Write out the records word for word, starting at their first line and ending at the line that contains "legend-entry-synonymous: Synonymous <box>793", with that line included.

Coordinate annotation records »
++++++++

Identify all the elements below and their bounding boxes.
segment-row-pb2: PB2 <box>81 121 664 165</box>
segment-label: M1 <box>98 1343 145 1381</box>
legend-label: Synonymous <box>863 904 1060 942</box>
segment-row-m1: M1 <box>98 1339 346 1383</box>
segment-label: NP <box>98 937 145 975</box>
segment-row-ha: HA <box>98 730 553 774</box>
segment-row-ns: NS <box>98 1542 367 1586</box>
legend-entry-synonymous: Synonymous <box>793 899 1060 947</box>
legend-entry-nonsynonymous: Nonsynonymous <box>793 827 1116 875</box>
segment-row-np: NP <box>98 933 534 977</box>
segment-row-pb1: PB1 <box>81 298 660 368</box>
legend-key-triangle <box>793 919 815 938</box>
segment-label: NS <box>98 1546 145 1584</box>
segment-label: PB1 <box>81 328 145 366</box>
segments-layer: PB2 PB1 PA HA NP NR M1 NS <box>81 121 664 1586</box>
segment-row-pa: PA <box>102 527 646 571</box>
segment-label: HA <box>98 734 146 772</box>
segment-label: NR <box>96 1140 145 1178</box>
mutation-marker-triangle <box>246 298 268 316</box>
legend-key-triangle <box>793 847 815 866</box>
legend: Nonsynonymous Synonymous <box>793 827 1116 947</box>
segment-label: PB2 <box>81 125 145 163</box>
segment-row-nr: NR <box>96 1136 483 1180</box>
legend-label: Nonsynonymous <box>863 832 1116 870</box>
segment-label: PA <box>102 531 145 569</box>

++++++++

Expected output »
Identify all the elements below and their bounding boxes.
segment-row-pb2: PB2 <box>81 121 664 165</box>
segment-label: M1 <box>98 1343 145 1381</box>
legend-label: Synonymous <box>863 904 1060 942</box>
segment-row-m1: M1 <box>98 1339 346 1383</box>
segment-label: NP <box>98 937 145 975</box>
segment-row-ha: HA <box>98 730 553 774</box>
segment-row-ns: NS <box>98 1542 367 1586</box>
legend-entry-synonymous: Synonymous <box>793 899 1060 947</box>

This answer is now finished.